● About this exercise
Lines with the word "Wortblindheit": copy all of them from the entries below.
-- Given information follows --
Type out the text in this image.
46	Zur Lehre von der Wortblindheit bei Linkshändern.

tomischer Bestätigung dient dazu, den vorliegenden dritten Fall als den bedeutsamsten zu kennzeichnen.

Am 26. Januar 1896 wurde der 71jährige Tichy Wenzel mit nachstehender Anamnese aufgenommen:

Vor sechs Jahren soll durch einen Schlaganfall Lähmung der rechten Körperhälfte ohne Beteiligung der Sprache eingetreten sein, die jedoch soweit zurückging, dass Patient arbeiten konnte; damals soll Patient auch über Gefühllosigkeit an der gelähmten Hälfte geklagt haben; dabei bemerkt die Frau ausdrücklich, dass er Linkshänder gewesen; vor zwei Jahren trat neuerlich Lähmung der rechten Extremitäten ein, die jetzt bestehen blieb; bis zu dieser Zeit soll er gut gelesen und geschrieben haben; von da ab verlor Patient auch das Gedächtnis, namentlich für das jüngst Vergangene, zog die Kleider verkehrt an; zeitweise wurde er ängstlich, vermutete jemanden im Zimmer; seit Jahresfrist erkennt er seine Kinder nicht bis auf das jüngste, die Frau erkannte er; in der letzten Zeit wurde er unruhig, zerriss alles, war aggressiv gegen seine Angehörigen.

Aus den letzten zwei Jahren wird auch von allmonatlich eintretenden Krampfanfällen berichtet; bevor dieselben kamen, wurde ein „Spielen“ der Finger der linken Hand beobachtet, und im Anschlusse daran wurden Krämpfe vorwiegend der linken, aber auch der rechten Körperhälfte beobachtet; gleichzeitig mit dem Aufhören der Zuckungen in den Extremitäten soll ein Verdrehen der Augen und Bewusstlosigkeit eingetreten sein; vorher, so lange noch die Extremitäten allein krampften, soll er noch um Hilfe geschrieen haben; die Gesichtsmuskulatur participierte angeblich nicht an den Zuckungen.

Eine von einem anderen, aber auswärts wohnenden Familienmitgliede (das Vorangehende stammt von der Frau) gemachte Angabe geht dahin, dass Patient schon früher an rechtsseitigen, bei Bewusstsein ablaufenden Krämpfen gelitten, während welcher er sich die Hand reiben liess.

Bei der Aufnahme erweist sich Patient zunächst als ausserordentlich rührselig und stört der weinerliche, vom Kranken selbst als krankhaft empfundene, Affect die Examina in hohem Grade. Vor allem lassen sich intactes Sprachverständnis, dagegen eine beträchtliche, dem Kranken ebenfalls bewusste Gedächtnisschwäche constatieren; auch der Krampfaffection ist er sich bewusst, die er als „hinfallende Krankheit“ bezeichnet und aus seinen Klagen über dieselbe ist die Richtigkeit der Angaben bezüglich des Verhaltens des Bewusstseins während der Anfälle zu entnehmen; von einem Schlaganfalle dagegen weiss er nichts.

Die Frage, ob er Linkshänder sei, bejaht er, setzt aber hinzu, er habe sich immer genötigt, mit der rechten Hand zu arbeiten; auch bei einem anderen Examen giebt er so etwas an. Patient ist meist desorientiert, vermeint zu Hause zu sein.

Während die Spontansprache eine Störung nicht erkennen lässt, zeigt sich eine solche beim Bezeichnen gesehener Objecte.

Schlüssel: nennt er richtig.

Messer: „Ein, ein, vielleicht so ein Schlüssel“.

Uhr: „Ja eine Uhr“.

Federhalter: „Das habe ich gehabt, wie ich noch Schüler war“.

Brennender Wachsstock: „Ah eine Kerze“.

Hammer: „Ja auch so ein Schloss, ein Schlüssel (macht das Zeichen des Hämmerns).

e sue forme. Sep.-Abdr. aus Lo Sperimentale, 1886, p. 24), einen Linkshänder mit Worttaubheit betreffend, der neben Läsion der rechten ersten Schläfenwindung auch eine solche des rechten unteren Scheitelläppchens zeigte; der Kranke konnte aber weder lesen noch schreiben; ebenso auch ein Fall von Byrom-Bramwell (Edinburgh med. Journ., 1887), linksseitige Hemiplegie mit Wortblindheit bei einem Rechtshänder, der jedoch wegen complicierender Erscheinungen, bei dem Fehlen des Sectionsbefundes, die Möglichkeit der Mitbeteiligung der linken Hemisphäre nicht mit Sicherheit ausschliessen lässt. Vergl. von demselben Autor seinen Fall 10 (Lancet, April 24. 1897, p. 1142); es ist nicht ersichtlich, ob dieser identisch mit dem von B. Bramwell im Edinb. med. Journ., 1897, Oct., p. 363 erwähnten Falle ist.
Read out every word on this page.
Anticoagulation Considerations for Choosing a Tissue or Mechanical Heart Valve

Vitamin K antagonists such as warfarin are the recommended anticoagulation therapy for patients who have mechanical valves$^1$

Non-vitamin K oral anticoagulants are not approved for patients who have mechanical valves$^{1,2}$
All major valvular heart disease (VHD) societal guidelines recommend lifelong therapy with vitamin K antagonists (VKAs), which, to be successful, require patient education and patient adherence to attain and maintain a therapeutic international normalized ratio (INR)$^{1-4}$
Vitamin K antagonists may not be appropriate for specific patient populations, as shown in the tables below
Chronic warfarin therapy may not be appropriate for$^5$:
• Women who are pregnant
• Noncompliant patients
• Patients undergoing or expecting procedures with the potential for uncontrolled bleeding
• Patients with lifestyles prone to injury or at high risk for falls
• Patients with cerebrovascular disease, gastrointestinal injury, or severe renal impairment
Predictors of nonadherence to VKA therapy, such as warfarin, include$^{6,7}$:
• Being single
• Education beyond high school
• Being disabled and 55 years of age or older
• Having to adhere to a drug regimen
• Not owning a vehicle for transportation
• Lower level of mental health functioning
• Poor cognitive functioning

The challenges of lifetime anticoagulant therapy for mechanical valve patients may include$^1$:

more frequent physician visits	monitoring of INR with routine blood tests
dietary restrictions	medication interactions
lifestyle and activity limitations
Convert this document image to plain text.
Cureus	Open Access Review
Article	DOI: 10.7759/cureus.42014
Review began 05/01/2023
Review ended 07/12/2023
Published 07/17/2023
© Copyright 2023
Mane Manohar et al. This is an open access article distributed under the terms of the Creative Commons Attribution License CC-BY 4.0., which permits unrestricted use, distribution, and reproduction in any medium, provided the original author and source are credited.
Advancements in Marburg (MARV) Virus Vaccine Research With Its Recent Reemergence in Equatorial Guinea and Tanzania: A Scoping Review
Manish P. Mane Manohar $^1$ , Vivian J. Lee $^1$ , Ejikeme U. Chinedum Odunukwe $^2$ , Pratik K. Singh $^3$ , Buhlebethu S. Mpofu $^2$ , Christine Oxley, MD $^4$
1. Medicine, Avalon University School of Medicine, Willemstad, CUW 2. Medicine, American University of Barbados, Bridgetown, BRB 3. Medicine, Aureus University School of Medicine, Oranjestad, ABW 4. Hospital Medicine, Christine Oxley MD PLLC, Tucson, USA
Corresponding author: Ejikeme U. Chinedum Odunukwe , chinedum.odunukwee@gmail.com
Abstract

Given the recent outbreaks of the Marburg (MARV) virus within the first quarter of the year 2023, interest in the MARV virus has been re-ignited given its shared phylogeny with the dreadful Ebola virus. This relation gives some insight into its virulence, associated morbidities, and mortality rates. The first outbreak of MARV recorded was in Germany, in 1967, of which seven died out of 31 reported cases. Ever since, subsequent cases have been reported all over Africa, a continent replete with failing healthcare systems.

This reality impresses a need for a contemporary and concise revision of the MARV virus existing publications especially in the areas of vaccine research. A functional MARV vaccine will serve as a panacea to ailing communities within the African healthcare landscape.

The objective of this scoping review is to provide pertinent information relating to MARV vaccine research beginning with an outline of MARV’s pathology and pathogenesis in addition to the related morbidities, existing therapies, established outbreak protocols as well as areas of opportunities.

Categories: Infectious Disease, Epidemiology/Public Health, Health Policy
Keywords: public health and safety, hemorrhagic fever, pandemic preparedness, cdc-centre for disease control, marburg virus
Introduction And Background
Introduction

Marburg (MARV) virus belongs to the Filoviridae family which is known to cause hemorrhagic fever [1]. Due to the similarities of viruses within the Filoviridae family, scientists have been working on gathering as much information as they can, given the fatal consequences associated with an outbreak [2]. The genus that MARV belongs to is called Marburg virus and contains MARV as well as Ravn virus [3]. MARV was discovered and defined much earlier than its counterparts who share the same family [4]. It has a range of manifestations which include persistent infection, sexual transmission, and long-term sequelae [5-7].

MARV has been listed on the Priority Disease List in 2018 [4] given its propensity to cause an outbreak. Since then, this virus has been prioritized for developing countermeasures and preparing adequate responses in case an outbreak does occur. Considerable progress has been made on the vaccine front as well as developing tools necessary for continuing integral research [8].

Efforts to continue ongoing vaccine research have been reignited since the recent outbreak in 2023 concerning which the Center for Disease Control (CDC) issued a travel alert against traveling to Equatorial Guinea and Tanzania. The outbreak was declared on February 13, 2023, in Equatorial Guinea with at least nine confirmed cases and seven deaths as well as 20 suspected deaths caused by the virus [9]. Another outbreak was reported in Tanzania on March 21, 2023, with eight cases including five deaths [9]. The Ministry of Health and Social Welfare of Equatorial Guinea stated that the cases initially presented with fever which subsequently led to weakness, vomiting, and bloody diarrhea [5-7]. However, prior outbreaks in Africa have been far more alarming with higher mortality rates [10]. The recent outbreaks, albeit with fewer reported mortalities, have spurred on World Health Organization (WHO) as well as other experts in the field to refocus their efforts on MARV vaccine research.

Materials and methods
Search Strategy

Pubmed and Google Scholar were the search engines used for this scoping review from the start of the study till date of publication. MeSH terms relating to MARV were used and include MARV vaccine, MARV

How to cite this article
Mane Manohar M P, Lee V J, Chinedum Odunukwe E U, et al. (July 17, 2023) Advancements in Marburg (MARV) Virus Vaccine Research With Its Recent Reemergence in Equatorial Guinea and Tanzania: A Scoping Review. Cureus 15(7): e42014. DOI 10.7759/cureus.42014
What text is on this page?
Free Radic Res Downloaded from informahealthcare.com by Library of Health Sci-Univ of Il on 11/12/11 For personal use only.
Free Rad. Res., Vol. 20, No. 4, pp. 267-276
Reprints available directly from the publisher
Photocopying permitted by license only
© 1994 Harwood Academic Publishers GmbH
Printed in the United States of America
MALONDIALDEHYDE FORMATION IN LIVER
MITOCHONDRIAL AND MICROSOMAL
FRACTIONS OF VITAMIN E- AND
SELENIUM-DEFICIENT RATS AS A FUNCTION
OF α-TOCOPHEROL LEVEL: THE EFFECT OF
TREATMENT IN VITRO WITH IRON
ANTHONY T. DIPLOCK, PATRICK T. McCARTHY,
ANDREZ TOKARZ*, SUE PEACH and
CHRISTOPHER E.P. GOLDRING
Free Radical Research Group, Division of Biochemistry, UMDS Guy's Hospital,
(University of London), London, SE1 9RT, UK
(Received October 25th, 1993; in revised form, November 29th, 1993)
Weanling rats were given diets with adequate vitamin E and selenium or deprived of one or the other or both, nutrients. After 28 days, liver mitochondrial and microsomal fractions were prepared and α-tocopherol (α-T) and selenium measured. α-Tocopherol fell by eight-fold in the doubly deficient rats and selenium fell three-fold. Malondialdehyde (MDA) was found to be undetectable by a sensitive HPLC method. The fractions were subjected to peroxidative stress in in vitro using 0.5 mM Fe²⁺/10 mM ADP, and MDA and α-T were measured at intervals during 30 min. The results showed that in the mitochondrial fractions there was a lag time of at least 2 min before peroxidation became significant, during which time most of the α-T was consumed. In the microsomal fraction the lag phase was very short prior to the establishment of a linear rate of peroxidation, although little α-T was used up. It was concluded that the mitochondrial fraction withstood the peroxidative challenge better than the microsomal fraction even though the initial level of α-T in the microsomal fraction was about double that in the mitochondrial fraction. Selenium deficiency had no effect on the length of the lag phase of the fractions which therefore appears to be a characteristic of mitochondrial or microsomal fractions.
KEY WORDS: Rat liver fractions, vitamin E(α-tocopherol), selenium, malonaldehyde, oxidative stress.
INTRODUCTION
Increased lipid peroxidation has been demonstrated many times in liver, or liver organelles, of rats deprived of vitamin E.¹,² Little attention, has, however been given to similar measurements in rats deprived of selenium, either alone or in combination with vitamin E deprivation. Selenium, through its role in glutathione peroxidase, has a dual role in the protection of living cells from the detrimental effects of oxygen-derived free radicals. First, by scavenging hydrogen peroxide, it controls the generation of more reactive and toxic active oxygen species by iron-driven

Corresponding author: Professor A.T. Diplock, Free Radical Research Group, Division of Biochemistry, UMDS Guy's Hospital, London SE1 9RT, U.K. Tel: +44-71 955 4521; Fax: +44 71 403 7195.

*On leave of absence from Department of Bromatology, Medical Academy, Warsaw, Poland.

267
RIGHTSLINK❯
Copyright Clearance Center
-- Given information concluded --
● Solution to this problem
46	Zur Lehre von der Wortblindheit bei Linkshändern.
e sue forme. Sep.-Abdr. aus Lo Sperimentale, 1886, p. 24), einen Linkshänder mit Worttaubheit betreffend, der neben Läsion der rechten ersten Schläfenwindung auch eine solche des rechten unteren Scheitelläppchens zeigte; der Kranke konnte aber weder lesen noch schreiben; ebenso auch ein Fall von Byrom-Bramwell (Edinburgh med. Journ., 1887), linksseitige Hemiplegie mit Wortblindheit bei einem Rechtshänder, der jedoch wegen complicierender Erscheinungen, bei dem Fehlen des Sectionsbefundes, die Möglichkeit der Mitbeteiligung der linken Hemisphäre nicht mit Sicherheit ausschliessen lässt. Vergl. von demselben Autor seinen Fall 10 (Lancet, April 24. 1897, p. 1142); es ist nicht ersichtlich, ob dieser identisch mit dem von B. Bramwell im Edinb. med. Journ., 1897, Oct., p. 363 erwähnten Falle ist.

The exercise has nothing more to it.